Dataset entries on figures
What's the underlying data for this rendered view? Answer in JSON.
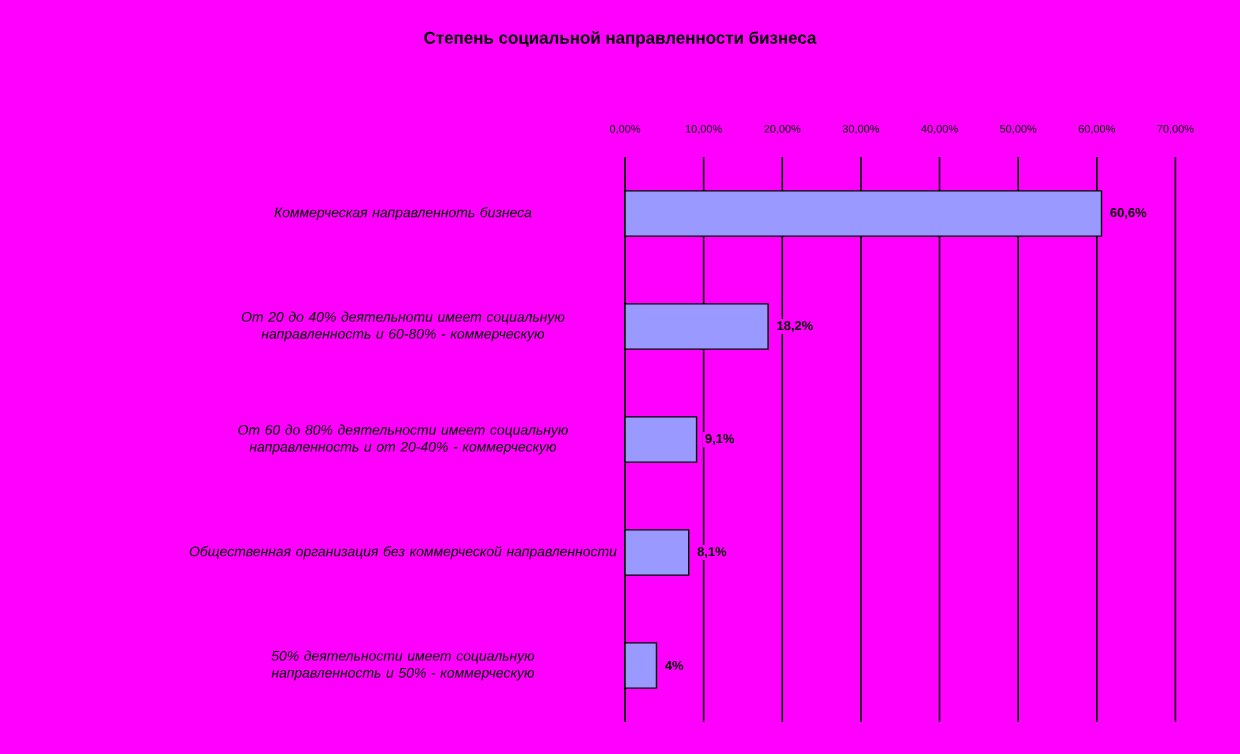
{
  "chart_data": {
    "type": "bar",
    "orientation": "horizontal",
    "title": "Степень социальной направленности бизнеса",
    "categories": [
      "Коммерческая направленноть бизнеса",
      "От 20 до 40% деятельноти имеет социальную направленность и 60-80% - коммерческую",
      "От 60 до 80% деятельности имеет социальную направленность и от 20-40% - коммерческую",
      "Общественная организация без коммерческой направленности",
      "50% деятельности имеет социальную направленность и 50% - коммерческую"
    ],
    "values": [
      60.6,
      18.2,
      9.1,
      8.1,
      4
    ],
    "value_labels": [
      "60,6%",
      "18,2%",
      "9,1%",
      "8,1%",
      "4%"
    ],
    "color": "#9999ff",
    "xlim": [
      0,
      70
    ],
    "xticks": [
      {
        "value": 0,
        "label": "0,00%"
      },
      {
        "value": 10,
        "label": "10,00%"
      },
      {
        "value": 20,
        "label": "20,00%"
      },
      {
        "value": 30,
        "label": "30,00%"
      },
      {
        "value": 40,
        "label": "40,00%"
      },
      {
        "value": 50,
        "label": "50,00%"
      },
      {
        "value": 60,
        "label": "60,00%"
      },
      {
        "value": 70,
        "label": "70,00%"
      }
    ],
    "grid": "x"
  }
}
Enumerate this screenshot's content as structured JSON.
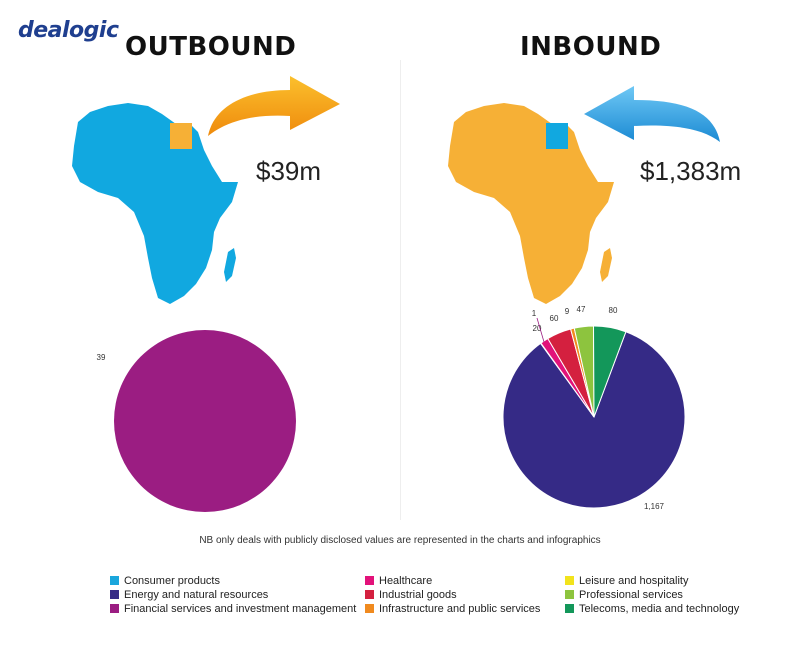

→ **What the exercise asks**
The entries above are to be returned exactly, without their pictures.

→ **Answer to the task**
What's the underlying data for this rendered view? Answer in JSON.
{
  "chart_data": {
    "type": "bar",
    "orientation": "horizontal",
    "title": "Степень социальной направленности бизнеса",
    "categories": [
      "Коммерческая направленноть бизнеса",
      "От 20 до 40% деятельноти имеет социальную направленность и 60-80% - коммерческую",
      "От 60 до 80% деятельности имеет социальную направленность и от 20-40% - коммерческую",
      "Общественная организация без коммерческой направленности",
      "50% деятельности имеет социальную направленность и 50% - коммерческую"
    ],
    "values": [
      60.6,
      18.2,
      9.1,
      8.1,
      4
    ],
    "value_labels": [
      "60,6%",
      "18,2%",
      "9,1%",
      "8,1%",
      "4%"
    ],
    "color": "#9999ff",
    "xlim": [
      0,
      70
    ],
    "xticks": [
      {
        "value": 0,
        "label": "0,00%"
      },
      {
        "value": 10,
        "label": "10,00%"
      },
      {
        "value": 20,
        "label": "20,00%"
      },
      {
        "value": 30,
        "label": "30,00%"
      },
      {
        "value": 40,
        "label": "40,00%"
      },
      {
        "value": 50,
        "label": "50,00%"
      },
      {
        "value": 60,
        "label": "60,00%"
      },
      {
        "value": 70,
        "label": "70,00%"
      }
    ],
    "grid": "x"
  }
}
Enumerate this screenshot's content as structured JSON.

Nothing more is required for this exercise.